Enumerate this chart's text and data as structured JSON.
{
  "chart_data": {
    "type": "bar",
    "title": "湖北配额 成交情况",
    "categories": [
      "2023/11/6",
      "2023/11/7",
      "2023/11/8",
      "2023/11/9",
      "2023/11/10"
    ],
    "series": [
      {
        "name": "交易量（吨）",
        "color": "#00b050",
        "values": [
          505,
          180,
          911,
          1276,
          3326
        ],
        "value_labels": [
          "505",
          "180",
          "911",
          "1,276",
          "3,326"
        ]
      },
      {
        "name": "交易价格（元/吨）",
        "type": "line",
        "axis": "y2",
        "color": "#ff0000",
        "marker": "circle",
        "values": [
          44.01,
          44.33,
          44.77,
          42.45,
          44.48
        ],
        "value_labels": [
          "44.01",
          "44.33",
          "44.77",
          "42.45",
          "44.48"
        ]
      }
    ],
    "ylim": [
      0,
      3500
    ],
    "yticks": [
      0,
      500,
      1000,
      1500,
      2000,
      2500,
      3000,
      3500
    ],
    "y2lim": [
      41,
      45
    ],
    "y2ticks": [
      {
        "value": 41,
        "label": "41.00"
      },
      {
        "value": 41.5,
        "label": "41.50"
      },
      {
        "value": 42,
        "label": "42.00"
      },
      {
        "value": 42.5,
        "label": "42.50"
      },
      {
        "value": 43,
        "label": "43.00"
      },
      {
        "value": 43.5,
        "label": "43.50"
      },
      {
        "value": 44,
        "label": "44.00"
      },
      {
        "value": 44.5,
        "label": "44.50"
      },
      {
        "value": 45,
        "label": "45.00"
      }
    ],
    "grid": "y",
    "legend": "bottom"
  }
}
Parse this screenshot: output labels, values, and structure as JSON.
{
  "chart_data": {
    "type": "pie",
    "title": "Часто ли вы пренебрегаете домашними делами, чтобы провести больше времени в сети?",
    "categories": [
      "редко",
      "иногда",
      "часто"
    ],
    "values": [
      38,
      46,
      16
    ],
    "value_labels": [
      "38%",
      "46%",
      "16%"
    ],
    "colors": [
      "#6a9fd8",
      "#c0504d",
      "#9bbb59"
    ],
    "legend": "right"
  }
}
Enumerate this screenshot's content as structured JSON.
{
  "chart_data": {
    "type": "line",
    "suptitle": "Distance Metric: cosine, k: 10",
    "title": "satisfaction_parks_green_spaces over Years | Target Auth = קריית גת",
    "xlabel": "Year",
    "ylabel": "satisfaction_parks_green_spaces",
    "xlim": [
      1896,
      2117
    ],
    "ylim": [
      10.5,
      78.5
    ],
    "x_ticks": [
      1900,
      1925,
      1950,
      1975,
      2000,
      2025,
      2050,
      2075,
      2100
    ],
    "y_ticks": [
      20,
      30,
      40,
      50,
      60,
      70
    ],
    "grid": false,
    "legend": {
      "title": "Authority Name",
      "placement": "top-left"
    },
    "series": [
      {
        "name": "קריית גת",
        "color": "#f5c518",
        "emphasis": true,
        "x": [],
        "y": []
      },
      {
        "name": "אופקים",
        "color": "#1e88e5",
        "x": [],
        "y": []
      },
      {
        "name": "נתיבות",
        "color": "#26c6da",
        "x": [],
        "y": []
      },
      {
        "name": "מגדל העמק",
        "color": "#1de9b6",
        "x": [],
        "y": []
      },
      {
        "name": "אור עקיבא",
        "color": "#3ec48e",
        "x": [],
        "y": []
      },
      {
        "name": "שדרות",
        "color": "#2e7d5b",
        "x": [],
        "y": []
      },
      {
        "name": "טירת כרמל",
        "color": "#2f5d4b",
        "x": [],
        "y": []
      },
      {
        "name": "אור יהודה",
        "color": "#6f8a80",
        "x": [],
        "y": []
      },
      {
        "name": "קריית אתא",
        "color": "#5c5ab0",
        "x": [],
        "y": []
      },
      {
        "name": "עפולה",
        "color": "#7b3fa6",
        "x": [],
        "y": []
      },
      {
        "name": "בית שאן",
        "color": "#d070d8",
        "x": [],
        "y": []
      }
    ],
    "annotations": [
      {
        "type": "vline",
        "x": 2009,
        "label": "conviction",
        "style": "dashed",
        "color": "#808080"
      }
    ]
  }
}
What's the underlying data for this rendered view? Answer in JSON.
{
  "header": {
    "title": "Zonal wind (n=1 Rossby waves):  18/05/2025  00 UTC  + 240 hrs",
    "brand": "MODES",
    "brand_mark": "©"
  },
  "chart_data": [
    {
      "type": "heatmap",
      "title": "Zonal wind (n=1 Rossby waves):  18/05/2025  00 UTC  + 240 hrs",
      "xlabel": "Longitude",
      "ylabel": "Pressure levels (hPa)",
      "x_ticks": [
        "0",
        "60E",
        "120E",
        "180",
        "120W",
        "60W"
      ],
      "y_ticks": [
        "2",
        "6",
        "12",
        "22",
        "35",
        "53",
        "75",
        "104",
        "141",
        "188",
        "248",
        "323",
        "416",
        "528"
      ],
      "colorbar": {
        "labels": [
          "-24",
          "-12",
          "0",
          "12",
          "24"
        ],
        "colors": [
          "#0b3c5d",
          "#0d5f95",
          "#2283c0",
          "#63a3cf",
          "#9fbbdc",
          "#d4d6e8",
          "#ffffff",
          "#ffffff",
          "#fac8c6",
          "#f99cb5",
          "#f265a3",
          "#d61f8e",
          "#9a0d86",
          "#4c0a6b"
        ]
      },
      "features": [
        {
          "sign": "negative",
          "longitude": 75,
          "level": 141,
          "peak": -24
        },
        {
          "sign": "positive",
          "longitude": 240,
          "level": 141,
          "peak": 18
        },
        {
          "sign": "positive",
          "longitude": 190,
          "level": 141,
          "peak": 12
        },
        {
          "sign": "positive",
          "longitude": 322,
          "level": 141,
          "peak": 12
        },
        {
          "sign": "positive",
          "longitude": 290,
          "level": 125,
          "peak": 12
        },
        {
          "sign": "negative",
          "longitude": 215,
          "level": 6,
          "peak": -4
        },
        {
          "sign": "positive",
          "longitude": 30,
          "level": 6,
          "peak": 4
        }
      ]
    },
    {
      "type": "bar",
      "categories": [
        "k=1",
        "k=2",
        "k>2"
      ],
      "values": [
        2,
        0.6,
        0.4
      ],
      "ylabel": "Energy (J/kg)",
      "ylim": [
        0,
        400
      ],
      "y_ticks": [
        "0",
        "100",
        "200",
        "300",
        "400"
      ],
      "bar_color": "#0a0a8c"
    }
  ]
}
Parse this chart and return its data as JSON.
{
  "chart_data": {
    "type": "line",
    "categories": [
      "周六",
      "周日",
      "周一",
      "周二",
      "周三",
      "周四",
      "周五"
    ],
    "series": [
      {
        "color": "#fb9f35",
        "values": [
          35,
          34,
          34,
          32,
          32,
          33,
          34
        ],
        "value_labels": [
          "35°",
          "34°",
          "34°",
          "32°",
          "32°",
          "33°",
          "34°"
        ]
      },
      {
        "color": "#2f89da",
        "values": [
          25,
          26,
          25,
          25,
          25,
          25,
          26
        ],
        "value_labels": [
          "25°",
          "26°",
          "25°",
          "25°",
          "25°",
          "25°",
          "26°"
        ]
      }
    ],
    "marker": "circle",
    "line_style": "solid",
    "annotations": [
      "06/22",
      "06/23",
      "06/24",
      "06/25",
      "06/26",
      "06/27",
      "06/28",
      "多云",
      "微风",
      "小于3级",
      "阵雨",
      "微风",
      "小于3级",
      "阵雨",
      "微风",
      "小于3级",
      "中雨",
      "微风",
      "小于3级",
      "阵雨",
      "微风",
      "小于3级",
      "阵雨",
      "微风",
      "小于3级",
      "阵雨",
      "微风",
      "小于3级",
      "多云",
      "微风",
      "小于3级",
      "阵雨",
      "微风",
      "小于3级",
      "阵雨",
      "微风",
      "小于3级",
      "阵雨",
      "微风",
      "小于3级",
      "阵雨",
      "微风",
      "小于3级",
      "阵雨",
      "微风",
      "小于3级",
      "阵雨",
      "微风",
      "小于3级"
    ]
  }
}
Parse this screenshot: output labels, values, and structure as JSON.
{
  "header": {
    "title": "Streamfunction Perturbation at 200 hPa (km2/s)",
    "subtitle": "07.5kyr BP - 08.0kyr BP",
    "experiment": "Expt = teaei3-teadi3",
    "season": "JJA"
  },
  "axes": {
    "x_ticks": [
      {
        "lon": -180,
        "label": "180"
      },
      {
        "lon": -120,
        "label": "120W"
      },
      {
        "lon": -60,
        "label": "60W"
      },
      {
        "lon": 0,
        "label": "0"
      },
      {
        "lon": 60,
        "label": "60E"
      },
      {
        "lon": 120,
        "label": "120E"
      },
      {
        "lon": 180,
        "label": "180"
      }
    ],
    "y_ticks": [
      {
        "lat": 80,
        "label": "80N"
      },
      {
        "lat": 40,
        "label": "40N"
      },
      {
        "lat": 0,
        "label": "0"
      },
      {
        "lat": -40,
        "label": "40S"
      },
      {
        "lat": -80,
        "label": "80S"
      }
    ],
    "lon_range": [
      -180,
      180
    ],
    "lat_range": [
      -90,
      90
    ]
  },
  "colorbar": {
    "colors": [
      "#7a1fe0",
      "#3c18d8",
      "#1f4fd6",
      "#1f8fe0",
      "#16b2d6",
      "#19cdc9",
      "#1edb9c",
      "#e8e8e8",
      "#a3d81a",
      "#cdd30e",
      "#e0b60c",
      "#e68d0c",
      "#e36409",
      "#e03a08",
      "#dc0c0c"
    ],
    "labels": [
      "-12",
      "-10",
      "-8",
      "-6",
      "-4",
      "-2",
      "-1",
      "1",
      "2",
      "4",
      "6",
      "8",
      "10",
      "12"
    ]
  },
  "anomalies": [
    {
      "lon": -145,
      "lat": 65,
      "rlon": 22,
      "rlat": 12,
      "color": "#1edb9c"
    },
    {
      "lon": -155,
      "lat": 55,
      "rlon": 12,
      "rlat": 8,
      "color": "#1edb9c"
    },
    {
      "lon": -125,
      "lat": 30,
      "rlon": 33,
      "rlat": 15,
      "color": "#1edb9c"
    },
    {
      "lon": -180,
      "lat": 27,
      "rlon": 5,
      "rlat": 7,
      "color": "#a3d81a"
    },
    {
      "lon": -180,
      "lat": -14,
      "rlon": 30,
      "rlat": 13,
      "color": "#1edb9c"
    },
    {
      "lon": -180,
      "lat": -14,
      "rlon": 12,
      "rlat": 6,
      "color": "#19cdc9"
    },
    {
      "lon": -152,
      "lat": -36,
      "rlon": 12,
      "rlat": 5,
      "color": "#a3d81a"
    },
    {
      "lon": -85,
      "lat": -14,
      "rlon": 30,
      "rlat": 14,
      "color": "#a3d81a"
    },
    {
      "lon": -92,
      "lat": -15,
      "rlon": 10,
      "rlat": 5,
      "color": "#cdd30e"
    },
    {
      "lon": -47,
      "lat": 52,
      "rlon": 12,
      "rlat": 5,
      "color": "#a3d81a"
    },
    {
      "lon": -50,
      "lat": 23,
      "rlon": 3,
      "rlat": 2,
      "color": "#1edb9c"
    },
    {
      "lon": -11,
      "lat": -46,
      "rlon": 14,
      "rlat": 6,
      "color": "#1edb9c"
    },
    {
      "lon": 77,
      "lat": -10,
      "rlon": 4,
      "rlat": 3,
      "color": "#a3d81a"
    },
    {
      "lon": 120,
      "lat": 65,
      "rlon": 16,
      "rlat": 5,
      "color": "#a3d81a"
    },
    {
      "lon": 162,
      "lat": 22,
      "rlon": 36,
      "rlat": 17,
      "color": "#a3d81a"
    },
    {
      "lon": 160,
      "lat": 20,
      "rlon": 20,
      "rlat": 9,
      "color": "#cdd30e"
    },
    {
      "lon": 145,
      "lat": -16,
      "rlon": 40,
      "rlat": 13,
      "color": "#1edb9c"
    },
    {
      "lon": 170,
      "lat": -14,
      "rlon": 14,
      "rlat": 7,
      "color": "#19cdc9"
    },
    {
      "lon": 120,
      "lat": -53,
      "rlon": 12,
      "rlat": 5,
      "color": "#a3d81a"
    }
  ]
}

* * * *

▶ _WRITTEN INSTRUCTION_:
From the entries above, copy out every line where the string "type" appears.

▶ _RESULT OF THE EXERCISE_:
    "type": "bar",
        "type": "line",
    "type": "pie",
    "type": "line",
        "type": "vline",
      "type": "heatmap",
      "type": "bar",
    "type": "line",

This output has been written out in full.